(Source data)
* * * * * * *

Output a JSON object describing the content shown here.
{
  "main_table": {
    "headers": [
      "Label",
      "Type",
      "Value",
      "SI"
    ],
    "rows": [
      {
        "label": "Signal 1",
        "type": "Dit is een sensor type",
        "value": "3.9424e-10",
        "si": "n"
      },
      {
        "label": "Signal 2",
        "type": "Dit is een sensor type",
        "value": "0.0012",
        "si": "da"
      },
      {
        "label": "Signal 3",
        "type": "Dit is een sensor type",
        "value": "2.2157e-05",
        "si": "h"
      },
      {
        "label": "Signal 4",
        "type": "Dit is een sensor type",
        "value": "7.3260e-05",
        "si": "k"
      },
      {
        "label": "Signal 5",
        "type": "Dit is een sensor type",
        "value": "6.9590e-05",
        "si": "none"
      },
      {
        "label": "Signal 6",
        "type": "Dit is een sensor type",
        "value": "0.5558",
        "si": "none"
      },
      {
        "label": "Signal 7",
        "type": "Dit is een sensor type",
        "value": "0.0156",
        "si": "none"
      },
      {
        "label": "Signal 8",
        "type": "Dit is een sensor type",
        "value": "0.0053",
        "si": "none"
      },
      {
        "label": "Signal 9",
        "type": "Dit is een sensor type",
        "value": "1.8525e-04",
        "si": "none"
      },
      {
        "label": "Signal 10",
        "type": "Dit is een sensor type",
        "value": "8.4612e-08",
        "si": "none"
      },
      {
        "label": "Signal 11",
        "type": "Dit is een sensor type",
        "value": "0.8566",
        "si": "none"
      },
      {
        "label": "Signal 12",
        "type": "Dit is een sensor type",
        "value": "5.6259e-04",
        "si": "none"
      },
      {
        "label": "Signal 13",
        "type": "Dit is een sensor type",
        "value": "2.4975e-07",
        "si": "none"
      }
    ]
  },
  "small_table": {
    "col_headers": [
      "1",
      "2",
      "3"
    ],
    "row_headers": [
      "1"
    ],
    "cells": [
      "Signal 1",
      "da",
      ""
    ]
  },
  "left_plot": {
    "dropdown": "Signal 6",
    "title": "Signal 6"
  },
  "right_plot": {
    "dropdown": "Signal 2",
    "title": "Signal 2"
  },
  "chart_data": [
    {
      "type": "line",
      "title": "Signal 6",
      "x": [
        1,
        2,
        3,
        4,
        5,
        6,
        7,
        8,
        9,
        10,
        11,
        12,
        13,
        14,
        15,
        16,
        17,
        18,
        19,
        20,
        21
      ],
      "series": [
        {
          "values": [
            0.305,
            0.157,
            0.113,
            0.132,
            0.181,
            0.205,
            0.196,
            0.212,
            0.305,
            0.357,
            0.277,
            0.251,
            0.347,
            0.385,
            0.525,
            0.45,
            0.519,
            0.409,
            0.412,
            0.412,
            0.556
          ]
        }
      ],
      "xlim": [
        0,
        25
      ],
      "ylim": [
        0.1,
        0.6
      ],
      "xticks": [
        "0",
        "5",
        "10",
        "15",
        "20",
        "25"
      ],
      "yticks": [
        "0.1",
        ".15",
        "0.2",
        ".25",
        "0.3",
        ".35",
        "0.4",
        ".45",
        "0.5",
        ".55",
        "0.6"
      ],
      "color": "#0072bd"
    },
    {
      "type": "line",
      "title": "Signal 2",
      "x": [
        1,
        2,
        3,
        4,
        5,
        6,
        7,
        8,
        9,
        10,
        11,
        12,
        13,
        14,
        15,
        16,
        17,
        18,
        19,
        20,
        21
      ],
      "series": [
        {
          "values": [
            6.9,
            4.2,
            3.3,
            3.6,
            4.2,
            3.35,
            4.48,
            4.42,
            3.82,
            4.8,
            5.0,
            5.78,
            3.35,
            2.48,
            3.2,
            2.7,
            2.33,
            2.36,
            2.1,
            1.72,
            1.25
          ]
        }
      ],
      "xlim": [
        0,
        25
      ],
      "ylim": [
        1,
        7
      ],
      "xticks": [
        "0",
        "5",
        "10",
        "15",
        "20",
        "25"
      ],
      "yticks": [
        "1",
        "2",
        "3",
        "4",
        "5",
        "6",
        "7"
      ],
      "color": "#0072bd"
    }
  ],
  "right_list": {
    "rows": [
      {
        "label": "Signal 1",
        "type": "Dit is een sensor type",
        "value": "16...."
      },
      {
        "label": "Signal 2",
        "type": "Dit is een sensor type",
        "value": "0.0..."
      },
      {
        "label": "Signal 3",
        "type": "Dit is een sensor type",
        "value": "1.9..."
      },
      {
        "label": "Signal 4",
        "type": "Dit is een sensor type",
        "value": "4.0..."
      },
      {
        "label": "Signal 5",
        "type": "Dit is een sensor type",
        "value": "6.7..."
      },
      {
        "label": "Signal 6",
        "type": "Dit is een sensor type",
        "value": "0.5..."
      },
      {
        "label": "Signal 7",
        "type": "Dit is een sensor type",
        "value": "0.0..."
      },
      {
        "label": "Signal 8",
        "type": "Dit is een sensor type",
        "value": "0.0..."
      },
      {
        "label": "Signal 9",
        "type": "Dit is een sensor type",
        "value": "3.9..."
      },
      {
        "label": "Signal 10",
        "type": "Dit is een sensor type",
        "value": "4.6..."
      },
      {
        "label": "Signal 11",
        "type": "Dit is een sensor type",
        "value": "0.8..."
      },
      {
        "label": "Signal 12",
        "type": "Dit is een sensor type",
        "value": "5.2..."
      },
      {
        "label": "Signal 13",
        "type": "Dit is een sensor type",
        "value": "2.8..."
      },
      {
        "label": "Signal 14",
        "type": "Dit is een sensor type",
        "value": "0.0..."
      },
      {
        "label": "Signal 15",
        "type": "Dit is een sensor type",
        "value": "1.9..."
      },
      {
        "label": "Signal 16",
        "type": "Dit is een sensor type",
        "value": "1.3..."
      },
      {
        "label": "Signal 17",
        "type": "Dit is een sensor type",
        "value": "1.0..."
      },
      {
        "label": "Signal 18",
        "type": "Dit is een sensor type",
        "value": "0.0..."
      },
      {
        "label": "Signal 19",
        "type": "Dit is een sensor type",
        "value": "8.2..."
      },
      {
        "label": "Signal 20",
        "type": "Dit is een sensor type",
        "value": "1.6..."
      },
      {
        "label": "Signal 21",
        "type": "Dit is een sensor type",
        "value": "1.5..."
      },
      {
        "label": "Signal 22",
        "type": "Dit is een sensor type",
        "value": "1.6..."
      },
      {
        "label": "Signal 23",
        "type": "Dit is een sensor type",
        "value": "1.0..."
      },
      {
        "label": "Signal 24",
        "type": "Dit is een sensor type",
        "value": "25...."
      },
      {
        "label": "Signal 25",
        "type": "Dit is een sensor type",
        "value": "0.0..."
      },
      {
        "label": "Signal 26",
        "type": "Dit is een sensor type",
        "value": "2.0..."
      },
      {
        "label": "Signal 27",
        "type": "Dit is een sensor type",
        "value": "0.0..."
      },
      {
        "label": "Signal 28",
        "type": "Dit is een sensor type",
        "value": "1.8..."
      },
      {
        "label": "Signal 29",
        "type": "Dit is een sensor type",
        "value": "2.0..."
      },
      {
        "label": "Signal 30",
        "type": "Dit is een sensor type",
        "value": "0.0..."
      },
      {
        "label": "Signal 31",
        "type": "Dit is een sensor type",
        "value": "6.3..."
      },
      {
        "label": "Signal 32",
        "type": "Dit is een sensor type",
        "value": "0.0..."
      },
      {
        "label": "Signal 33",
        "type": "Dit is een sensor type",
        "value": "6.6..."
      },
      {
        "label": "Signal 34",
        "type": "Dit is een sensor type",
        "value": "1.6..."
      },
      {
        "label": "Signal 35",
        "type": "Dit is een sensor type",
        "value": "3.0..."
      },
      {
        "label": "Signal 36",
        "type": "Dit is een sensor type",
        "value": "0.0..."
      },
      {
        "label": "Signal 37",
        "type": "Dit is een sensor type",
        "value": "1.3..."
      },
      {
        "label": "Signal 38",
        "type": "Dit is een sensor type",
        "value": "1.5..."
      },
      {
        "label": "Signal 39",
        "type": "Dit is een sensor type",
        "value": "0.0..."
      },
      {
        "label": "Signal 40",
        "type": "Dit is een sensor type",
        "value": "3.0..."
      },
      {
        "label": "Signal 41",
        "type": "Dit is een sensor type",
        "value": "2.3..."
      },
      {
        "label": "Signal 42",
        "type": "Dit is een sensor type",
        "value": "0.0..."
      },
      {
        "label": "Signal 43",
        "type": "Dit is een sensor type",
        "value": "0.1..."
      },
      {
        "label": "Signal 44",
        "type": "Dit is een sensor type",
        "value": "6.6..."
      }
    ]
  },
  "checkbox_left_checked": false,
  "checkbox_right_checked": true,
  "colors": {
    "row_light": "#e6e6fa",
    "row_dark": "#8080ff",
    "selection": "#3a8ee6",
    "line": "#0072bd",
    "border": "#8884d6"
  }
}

* * * * * * *

Description of the task: Each line with the string "dropdown" in it needs to be found and copied.

Written response:
    "dropdown": "Signal 6",
    "dropdown": "Signal 2",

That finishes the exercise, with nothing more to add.